▶ _Challenge_
In full and without alteration, repeat the material.

***

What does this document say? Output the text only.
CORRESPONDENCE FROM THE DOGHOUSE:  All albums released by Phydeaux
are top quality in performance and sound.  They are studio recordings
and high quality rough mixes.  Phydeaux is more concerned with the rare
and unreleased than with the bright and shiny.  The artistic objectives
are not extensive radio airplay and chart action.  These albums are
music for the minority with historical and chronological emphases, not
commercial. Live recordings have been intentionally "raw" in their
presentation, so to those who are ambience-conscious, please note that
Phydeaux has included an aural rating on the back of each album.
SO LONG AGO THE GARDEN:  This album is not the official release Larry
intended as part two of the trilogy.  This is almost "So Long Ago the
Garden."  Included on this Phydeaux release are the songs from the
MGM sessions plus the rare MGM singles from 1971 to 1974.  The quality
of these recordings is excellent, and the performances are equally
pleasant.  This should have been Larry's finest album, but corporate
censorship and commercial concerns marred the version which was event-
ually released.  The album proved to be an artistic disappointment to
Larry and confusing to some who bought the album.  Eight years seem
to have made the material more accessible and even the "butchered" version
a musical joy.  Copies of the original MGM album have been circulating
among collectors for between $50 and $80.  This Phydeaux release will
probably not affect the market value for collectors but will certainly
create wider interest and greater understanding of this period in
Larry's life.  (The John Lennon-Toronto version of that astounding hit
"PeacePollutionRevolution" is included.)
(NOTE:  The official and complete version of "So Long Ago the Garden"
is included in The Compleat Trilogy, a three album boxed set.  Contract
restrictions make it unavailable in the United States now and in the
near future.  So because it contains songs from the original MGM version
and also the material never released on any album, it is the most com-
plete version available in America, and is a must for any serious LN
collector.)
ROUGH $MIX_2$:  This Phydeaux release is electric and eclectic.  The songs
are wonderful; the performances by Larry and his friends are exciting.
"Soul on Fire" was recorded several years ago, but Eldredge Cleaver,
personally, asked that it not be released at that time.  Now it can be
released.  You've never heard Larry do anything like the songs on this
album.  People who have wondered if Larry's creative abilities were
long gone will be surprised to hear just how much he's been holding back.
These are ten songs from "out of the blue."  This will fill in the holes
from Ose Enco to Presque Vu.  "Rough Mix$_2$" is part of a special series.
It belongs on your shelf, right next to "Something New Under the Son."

***

▶ _Task output_
What does this document say? Output the text only.
CORRESPONDENCE FROM THE DOGHOUSE:  All albums released by Phydeaux
are top quality in performance and sound.  They are studio recordings
and high quality rough mixes.  Phydeaux is more concerned with the rare
and unreleased than with the bright and shiny.  The artistic objectives
are not extensive radio airplay and chart action.  These albums are
music for the minority with historical and chronological emphases, not
commercial. Live recordings have been intentionally "raw" in their
presentation, so to those who are ambience-conscious, please note that
Phydeaux has included an aural rating on the back of each album.
SO LONG AGO THE GARDEN:  This album is not the official release Larry
intended as part two of the trilogy.  This is almost "So Long Ago the
Garden."  Included on this Phydeaux release are the songs from the
MGM sessions plus the rare MGM singles from 1971 to 1974.  The quality
of these recordings is excellent, and the performances are equally
pleasant.  This should have been Larry's finest album, but corporate
censorship and commercial concerns marred the version which was event-
ually released.  The album proved to be an artistic disappointment to
Larry and confusing to some who bought the album.  Eight years seem
to have made the material more accessible and even the "butchered" version
a musical joy.  Copies of the original MGM album have been circulating
among collectors for between $50 and $80.  This Phydeaux release will
probably not affect the market value for collectors but will certainly
create wider interest and greater understanding of this period in
Larry's life.  (The John Lennon-Toronto version of that astounding hit
"PeacePollutionRevolution" is included.)
(NOTE:  The official and complete version of "So Long Ago the Garden"
is included in The Compleat Trilogy, a three album boxed set.  Contract
restrictions make it unavailable in the United States now and in the
near future.  So because it contains songs from the original MGM version
and also the material never released on any album, it is the most com-
plete version available in America, and is a must for any serious LN
collector.)
ROUGH $MIX_2$:  This Phydeaux release is electric and eclectic.  The songs
are wonderful; the performances by Larry and his friends are exciting.
"Soul on Fire" was recorded several years ago, but Eldredge Cleaver,
personally, asked that it not be released at that time.  Now it can be
released.  You've never heard Larry do anything like the songs on this
album.  People who have wondered if Larry's creative abilities were
long gone will be surprised to hear just how much he's been holding back.
These are ten songs from "out of the blue."  This will fill in the holes
from Ose Enco to Presque Vu.  "Rough Mix$_2$" is part of a special series.
It belongs on your shelf, right next to "Something New Under the Son."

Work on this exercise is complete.